** Begin DATA FOR THIS EXERCISE **

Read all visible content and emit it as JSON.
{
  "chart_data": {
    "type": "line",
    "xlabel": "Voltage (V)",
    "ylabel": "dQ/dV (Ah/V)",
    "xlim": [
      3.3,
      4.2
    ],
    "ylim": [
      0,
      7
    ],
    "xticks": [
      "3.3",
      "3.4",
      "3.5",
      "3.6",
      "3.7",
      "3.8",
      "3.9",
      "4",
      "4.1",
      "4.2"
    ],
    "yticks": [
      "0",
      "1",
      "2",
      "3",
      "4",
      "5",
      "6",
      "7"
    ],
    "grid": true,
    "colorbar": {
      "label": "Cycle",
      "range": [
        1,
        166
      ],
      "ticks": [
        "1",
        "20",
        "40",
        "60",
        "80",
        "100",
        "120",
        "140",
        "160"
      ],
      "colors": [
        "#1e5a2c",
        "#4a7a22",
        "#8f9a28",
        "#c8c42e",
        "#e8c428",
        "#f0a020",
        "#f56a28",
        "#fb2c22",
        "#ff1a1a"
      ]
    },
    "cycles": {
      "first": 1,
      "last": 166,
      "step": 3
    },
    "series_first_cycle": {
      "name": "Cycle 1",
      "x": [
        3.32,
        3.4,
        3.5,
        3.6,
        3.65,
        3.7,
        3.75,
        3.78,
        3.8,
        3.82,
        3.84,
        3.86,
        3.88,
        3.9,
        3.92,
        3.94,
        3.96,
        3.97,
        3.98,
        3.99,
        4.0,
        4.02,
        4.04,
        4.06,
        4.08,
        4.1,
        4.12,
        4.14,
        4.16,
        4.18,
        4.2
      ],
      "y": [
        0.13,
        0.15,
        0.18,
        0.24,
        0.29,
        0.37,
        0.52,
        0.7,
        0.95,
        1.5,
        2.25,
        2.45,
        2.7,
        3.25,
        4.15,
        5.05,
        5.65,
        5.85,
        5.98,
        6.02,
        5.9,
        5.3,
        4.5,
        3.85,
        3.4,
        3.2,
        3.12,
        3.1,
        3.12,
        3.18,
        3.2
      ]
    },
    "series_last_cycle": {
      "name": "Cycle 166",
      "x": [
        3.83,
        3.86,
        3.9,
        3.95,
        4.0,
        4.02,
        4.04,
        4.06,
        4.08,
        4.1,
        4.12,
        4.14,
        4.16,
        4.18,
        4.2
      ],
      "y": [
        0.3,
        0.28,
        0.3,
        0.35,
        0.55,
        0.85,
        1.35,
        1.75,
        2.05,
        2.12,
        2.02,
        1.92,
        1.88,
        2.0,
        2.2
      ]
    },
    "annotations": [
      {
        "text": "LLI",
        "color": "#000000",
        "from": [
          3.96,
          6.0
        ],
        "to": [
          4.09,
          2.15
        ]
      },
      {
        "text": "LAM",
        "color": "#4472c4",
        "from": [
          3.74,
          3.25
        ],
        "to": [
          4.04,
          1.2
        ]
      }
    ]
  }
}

** End DATA FOR THIS EXERCISE **

### AIM
Return all of the data word for word.

### EXERCISE ANSWER
Read all visible content and emit it as JSON.
{
  "chart_data": {
    "type": "line",
    "xlabel": "Voltage (V)",
    "ylabel": "dQ/dV (Ah/V)",
    "xlim": [
      3.3,
      4.2
    ],
    "ylim": [
      0,
      7
    ],
    "xticks": [
      "3.3",
      "3.4",
      "3.5",
      "3.6",
      "3.7",
      "3.8",
      "3.9",
      "4",
      "4.1",
      "4.2"
    ],
    "yticks": [
      "0",
      "1",
      "2",
      "3",
      "4",
      "5",
      "6",
      "7"
    ],
    "grid": true,
    "colorbar": {
      "label": "Cycle",
      "range": [
        1,
        166
      ],
      "ticks": [
        "1",
        "20",
        "40",
        "60",
        "80",
        "100",
        "120",
        "140",
        "160"
      ],
      "colors": [
        "#1e5a2c",
        "#4a7a22",
        "#8f9a28",
        "#c8c42e",
        "#e8c428",
        "#f0a020",
        "#f56a28",
        "#fb2c22",
        "#ff1a1a"
      ]
    },
    "cycles": {
      "first": 1,
      "last": 166,
      "step": 3
    },
    "series_first_cycle": {
      "name": "Cycle 1",
      "x": [
        3.32,
        3.4,
        3.5,
        3.6,
        3.65,
        3.7,
        3.75,
        3.78,
        3.8,
        3.82,
        3.84,
        3.86,
        3.88,
        3.9,
        3.92,
        3.94,
        3.96,
        3.97,
        3.98,
        3.99,
        4.0,
        4.02,
        4.04,
        4.06,
        4.08,
        4.1,
        4.12,
        4.14,
        4.16,
        4.18,
        4.2
      ],
      "y": [
        0.13,
        0.15,
        0.18,
        0.24,
        0.29,
        0.37,
        0.52,
        0.7,
        0.95,
        1.5,
        2.25,
        2.45,
        2.7,
        3.25,
        4.15,
        5.05,
        5.65,
        5.85,
        5.98,
        6.02,
        5.9,
        5.3,
        4.5,
        3.85,
        3.4,
        3.2,
        3.12,
        3.1,
        3.12,
        3.18,
        3.2
      ]
    },
    "series_last_cycle": {
      "name": "Cycle 166",
      "x": [
        3.83,
        3.86,
        3.9,
        3.95,
        4.0,
        4.02,
        4.04,
        4.06,
        4.08,
        4.1,
        4.12,
        4.14,
        4.16,
        4.18,
        4.2
      ],
      "y": [
        0.3,
        0.28,
        0.3,
        0.35,
        0.55,
        0.85,
        1.35,
        1.75,
        2.05,
        2.12,
        2.02,
        1.92,
        1.88,
        2.0,
        2.2
      ]
    },
    "annotations": [
      {
        "text": "LLI",
        "color": "#000000",
        "from": [
          3.96,
          6.0
        ],
        "to": [
          4.09,
          2.15
        ]
      },
      {
        "text": "LAM",
        "color": "#4472c4",
        "from": [
          3.74,
          3.25
        ],
        "to": [
          4.04,
          1.2
        ]
      }
    ]
  }
}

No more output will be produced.